Figure contents as structured data
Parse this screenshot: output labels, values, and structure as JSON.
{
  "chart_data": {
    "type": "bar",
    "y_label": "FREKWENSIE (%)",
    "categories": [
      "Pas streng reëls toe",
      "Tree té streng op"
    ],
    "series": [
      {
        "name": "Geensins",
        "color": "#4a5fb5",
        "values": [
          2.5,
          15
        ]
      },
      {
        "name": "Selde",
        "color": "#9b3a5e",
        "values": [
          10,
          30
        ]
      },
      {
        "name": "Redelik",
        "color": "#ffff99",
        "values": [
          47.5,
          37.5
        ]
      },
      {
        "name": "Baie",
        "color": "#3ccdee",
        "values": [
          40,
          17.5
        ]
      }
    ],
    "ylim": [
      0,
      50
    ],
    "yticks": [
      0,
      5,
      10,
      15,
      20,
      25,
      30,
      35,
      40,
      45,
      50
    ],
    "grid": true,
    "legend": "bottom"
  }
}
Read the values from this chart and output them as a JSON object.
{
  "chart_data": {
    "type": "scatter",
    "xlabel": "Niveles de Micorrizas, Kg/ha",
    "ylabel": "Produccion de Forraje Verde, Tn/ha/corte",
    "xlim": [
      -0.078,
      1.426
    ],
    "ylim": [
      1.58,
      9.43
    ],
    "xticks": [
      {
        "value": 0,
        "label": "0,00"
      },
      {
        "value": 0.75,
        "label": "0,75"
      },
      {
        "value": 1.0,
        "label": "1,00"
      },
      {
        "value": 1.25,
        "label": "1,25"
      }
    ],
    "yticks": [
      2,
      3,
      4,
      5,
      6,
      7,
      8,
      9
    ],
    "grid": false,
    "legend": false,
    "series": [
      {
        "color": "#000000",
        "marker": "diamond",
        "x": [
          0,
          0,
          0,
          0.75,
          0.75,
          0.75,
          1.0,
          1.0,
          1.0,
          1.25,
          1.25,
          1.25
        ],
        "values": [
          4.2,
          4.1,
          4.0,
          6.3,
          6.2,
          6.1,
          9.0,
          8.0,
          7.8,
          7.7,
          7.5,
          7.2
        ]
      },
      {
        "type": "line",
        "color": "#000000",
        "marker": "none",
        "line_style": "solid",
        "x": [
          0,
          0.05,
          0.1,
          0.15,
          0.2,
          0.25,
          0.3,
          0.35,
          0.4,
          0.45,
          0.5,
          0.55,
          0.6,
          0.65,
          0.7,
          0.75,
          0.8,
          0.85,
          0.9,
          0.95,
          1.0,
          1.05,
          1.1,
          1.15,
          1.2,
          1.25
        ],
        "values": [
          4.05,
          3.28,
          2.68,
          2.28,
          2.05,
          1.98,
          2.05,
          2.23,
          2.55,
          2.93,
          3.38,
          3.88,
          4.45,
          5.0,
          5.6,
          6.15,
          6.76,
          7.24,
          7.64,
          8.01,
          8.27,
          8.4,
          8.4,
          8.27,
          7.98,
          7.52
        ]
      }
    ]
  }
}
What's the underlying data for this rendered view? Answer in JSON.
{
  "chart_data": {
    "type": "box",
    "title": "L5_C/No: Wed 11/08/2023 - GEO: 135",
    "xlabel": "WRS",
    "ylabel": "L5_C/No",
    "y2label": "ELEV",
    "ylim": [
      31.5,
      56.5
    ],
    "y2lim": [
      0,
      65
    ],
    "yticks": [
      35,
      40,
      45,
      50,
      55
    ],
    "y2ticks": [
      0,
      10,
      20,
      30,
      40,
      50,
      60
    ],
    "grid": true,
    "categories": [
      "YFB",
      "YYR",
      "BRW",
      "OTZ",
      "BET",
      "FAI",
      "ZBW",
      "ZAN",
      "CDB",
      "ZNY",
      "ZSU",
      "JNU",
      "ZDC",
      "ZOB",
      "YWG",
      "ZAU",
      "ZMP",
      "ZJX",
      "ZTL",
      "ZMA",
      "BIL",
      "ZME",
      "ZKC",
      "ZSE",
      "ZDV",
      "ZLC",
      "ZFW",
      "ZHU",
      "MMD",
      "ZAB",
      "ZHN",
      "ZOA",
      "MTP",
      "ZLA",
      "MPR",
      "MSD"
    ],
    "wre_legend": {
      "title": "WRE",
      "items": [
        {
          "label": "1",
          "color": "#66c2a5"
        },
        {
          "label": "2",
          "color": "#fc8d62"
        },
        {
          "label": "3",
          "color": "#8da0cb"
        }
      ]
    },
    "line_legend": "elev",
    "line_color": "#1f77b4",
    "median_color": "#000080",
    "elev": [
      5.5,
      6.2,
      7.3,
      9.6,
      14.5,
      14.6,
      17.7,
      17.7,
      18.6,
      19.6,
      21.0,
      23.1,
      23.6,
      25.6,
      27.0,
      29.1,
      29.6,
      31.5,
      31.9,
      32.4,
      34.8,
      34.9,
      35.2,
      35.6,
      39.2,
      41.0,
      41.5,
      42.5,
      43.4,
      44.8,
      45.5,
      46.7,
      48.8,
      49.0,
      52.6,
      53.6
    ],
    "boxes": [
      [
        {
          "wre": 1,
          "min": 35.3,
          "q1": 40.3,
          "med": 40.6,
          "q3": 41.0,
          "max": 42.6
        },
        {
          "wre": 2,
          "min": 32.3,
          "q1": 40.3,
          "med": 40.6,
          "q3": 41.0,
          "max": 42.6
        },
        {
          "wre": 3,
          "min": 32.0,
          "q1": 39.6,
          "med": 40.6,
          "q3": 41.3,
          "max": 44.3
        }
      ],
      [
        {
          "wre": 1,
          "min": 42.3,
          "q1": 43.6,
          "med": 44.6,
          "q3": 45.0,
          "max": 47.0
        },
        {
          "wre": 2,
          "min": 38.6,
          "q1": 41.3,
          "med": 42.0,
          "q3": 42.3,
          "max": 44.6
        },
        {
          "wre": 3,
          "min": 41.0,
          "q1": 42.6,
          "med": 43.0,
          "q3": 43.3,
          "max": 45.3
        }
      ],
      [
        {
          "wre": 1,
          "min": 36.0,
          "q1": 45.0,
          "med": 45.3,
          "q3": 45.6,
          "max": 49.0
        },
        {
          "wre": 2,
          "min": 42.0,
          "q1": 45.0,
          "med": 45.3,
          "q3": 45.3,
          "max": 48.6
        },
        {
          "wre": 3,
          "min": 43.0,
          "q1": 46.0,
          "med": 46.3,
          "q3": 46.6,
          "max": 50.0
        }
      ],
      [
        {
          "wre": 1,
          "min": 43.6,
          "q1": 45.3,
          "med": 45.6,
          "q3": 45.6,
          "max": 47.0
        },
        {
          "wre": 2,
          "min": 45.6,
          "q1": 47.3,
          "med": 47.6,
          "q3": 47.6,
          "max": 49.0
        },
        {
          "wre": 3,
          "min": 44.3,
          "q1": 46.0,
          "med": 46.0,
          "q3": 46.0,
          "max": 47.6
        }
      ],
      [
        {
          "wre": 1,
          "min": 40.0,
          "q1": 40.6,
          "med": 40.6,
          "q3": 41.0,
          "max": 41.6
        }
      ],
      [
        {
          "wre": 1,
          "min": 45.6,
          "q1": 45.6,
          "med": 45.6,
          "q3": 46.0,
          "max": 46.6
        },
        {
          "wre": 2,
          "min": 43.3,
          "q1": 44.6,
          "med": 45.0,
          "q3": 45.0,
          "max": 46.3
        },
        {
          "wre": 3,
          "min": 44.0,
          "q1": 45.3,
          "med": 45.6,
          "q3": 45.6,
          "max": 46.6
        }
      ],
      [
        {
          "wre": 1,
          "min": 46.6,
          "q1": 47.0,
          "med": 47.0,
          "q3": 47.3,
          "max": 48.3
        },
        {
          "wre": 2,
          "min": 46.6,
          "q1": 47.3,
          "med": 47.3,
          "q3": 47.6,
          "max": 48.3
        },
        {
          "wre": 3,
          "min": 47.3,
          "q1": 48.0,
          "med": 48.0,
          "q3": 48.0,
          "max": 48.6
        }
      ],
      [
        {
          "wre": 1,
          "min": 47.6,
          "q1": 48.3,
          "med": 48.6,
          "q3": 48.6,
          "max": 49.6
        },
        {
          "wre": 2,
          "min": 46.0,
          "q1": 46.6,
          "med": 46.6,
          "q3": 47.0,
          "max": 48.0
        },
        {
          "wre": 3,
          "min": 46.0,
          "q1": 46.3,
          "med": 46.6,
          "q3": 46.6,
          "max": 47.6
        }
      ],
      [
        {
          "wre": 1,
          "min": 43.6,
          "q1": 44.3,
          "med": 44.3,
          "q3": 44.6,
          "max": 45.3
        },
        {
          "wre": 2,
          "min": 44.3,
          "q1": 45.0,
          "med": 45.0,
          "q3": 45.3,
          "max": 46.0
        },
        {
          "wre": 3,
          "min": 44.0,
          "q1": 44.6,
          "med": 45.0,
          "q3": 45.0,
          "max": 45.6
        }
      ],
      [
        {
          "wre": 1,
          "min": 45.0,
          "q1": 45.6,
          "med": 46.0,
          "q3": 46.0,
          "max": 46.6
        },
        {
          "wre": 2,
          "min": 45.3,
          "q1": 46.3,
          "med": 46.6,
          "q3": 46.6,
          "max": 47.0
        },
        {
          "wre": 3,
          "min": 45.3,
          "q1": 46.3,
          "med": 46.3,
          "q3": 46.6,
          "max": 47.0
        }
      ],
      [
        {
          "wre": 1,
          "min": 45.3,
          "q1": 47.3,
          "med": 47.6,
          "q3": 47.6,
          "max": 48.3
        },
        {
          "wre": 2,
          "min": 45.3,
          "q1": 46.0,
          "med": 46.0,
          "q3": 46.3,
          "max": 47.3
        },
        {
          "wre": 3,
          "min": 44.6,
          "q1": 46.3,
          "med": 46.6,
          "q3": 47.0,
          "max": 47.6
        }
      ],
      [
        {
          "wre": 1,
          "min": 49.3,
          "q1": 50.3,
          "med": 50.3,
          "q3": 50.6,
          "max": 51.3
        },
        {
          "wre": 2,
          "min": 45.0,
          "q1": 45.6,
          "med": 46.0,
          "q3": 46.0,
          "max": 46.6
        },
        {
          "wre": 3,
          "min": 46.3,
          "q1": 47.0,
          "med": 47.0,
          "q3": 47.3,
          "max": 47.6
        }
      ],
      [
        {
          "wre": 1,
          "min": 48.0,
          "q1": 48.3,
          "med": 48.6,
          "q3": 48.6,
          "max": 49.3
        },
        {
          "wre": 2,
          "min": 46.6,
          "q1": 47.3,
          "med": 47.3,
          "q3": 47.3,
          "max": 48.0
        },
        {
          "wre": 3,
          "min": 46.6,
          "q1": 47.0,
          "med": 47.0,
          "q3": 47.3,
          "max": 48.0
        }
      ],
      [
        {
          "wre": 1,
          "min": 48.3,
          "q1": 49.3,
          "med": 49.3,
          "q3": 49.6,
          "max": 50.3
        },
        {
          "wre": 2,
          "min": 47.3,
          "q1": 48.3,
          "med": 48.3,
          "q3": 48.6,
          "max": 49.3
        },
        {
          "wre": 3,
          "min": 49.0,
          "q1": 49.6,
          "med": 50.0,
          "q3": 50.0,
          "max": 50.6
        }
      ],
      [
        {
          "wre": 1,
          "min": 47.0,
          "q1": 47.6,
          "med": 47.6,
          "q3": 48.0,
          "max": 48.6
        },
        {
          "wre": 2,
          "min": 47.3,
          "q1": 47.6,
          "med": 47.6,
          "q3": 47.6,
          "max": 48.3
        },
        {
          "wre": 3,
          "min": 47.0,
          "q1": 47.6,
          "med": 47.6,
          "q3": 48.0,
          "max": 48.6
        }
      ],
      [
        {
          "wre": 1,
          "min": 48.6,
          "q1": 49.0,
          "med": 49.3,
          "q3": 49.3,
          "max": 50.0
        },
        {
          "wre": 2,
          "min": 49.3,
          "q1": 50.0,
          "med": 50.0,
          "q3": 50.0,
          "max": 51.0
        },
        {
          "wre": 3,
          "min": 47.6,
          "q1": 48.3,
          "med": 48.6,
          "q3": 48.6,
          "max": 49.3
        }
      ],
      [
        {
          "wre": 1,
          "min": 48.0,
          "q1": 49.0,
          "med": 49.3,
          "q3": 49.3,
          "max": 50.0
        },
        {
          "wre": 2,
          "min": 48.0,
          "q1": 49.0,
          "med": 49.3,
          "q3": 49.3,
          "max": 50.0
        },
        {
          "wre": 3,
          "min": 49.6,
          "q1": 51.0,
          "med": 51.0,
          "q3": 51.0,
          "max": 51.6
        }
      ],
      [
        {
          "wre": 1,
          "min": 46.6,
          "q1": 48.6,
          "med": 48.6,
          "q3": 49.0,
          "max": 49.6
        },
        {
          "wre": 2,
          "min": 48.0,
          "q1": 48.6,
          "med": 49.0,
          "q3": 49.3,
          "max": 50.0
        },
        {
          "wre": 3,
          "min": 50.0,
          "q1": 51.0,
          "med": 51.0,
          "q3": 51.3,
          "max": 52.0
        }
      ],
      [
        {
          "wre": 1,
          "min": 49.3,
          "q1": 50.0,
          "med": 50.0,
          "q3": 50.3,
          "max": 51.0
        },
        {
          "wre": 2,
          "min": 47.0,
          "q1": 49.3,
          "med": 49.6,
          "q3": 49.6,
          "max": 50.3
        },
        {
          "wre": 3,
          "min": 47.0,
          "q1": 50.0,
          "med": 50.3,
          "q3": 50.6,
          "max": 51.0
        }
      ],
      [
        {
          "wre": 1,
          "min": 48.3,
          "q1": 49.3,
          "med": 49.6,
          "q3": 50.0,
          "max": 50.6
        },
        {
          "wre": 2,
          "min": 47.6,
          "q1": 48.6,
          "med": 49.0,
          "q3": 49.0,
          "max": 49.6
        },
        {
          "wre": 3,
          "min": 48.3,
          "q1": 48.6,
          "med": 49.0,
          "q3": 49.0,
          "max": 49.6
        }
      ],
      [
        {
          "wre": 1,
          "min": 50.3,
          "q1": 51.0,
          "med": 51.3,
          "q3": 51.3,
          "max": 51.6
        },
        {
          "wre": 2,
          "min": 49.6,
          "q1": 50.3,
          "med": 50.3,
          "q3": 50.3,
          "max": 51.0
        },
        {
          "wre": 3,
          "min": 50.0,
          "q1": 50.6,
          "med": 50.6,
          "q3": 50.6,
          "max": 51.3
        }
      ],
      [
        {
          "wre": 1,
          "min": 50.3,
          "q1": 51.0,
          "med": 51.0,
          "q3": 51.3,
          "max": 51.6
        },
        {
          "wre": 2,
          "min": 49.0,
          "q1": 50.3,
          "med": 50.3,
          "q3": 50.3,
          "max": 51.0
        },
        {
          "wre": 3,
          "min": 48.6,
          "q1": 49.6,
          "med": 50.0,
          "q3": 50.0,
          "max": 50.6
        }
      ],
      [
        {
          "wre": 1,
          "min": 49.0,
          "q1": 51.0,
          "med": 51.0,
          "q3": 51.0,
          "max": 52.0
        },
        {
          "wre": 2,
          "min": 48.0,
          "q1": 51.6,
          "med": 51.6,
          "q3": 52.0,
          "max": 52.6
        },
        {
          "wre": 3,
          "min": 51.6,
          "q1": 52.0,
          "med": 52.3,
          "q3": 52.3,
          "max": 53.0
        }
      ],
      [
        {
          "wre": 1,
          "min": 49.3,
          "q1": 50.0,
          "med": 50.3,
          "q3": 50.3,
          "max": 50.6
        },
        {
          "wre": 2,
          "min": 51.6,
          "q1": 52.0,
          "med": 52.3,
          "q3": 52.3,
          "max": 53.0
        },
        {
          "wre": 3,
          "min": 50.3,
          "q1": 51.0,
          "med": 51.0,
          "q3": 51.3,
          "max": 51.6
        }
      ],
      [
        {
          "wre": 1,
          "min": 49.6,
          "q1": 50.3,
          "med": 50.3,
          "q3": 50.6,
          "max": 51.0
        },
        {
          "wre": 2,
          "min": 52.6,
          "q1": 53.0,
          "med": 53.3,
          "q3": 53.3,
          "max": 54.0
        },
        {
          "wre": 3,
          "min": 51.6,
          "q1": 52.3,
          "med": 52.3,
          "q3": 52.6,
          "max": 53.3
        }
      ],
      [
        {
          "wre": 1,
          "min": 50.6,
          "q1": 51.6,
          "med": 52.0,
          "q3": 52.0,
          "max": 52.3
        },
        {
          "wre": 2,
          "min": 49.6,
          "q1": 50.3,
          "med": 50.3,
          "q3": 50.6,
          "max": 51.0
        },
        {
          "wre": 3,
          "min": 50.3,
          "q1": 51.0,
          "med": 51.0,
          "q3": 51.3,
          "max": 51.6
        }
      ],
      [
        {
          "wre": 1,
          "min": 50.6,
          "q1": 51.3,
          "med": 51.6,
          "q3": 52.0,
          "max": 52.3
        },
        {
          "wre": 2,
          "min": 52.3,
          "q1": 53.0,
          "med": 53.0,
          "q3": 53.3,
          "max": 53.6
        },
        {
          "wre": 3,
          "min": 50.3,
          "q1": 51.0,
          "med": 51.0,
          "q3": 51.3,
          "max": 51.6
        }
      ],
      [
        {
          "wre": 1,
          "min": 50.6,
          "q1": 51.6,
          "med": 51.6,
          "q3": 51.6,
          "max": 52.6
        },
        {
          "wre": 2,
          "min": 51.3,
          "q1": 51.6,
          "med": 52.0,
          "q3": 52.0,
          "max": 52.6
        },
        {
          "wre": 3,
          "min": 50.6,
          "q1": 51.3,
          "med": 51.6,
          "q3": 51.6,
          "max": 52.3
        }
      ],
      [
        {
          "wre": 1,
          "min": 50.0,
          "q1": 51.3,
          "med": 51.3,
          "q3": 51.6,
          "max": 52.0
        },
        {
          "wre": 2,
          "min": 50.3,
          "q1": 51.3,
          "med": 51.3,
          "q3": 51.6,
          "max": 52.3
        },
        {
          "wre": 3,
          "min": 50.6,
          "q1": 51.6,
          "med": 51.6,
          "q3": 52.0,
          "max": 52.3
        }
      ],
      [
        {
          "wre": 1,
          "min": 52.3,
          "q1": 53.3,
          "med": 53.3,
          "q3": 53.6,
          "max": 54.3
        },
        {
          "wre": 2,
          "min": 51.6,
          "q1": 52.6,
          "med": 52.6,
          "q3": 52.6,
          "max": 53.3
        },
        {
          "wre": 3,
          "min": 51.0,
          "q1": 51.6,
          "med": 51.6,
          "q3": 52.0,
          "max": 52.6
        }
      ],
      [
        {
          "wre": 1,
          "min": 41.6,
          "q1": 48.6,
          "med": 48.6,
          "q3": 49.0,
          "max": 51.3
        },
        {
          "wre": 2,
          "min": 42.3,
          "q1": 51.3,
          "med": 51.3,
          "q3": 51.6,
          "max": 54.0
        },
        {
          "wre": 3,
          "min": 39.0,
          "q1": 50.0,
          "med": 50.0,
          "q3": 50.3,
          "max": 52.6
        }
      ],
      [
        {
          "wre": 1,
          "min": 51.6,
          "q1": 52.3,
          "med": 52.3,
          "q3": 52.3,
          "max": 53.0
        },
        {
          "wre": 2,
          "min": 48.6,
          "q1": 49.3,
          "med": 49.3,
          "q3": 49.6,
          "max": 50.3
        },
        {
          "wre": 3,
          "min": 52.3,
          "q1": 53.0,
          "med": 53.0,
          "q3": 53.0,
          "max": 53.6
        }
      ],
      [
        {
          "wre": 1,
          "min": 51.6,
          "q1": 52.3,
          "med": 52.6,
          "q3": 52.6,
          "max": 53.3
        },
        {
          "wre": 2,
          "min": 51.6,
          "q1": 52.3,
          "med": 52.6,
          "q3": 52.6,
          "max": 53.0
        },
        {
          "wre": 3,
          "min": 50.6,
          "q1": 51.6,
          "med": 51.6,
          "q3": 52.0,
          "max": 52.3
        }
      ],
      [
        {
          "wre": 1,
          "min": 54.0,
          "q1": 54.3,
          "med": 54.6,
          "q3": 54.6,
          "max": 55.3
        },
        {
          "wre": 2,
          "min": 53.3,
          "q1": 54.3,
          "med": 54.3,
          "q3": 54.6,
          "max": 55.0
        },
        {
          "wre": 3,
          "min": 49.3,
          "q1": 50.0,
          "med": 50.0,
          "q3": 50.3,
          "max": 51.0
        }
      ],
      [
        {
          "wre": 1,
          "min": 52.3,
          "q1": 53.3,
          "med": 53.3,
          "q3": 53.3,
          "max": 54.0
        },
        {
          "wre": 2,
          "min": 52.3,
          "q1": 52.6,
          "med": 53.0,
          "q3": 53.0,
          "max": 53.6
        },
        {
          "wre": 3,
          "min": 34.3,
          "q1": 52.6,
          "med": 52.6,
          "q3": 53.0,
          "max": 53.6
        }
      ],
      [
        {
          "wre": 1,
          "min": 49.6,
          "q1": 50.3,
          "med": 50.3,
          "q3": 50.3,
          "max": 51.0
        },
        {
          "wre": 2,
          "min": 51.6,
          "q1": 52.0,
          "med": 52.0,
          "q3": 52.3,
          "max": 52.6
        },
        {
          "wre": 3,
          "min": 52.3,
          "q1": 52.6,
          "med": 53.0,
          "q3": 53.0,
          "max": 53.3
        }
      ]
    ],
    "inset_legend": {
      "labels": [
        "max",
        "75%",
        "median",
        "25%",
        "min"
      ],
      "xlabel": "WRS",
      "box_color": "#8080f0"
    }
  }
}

OBJECTIVE -> Find the lines holding "streng" and list every one.

THE RESULT ->
      "Pas streng reëls toe",
      "Tree té streng op"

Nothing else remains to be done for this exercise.